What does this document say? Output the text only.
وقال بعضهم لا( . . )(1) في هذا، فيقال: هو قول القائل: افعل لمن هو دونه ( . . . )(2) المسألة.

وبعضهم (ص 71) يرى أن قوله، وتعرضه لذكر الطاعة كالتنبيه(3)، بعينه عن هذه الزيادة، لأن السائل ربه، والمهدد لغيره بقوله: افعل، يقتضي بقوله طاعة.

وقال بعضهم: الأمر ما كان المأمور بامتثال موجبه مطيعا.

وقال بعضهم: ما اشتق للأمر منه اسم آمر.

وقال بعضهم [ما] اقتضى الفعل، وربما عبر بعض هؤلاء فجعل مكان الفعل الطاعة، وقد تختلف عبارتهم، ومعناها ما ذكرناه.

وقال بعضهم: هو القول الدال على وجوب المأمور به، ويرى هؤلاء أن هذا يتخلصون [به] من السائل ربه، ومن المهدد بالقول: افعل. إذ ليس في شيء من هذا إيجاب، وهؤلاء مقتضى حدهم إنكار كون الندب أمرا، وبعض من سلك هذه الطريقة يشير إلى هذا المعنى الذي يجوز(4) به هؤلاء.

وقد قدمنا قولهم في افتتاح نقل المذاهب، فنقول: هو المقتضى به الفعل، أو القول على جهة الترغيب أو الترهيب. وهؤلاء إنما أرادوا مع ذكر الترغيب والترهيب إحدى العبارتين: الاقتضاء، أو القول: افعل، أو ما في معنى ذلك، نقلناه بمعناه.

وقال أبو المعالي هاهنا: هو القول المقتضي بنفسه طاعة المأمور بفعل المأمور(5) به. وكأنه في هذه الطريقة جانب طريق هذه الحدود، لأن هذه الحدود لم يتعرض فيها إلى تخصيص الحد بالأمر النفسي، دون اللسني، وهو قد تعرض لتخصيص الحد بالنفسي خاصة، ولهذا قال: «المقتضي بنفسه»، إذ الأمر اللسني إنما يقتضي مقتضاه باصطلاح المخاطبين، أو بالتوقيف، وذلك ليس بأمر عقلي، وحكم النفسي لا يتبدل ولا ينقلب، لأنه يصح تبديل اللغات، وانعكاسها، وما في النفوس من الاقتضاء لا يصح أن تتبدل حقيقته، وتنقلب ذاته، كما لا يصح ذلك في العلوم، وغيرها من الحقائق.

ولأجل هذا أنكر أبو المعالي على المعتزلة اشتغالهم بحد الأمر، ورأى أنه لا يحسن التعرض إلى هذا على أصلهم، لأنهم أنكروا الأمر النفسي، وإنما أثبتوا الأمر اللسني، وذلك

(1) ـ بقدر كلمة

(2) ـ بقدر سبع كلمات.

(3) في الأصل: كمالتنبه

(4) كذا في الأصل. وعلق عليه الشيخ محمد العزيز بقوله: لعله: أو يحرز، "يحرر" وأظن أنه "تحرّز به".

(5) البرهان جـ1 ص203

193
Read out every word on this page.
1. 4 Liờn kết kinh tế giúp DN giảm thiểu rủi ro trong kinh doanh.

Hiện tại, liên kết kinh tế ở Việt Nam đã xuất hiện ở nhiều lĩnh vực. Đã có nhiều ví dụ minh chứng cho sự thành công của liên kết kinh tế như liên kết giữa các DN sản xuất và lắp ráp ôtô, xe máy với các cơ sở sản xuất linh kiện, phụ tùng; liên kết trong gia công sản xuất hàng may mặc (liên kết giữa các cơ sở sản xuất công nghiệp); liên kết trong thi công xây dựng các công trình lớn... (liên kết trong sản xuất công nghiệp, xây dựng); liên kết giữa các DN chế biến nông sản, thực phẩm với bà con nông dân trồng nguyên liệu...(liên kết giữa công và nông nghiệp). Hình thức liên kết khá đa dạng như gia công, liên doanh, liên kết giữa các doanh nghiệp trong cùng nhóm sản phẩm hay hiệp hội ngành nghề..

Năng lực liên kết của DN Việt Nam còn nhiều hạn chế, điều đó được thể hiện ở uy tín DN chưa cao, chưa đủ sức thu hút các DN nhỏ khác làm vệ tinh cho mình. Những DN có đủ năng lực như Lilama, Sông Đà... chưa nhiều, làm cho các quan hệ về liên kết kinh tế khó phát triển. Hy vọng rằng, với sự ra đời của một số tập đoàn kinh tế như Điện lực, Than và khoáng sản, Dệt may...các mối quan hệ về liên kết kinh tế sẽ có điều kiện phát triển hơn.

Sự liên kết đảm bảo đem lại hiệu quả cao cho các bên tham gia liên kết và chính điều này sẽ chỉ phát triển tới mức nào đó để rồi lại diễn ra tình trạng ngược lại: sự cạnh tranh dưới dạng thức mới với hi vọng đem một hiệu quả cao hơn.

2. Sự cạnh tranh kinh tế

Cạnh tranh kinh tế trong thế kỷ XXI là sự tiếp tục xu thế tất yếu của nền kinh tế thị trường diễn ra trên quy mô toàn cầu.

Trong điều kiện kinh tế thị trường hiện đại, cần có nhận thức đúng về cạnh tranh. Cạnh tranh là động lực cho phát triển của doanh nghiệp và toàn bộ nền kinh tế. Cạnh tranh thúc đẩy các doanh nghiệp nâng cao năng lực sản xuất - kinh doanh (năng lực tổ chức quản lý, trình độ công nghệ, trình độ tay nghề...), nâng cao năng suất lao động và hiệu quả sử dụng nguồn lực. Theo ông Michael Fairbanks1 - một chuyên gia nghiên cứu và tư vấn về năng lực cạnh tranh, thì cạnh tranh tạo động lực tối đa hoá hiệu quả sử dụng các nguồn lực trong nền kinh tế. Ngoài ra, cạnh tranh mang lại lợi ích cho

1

★ ★ ★ ★

* DIRECTIONS: From the entries above, copy every line containing the word "افعل".

* PROBLEM SOLUTION:
وقال بعضهم لا( . . )(1) في هذا، فيقال: هو قول القائل: افعل لمن هو دونه ( . . . )(2) المسألة.
وبعضهم (ص 71) يرى أن قوله، وتعرضه لذكر الطاعة كالتنبيه(3)، بعينه عن هذه الزيادة، لأن السائل ربه، والمهدد لغيره بقوله: افعل، يقتضي بقوله طاعة.
وقال بعضهم: هو القول الدال على وجوب المأمور به، ويرى هؤلاء أن هذا يتخلصون [به] من السائل ربه، ومن المهدد بالقول: افعل. إذ ليس في شيء من هذا إيجاب، وهؤلاء مقتضى حدهم إنكار كون الندب أمرا، وبعض من سلك هذه الطريقة يشير إلى هذا المعنى الذي يجوز(4) به هؤلاء.
وقد قدمنا قولهم في افتتاح نقل المذاهب، فنقول: هو المقتضى به الفعل، أو القول على جهة الترغيب أو الترهيب. وهؤلاء إنما أرادوا مع ذكر الترغيب والترهيب إحدى العبارتين: الاقتضاء، أو القول: افعل، أو ما في معنى ذلك، نقلناه بمعناه.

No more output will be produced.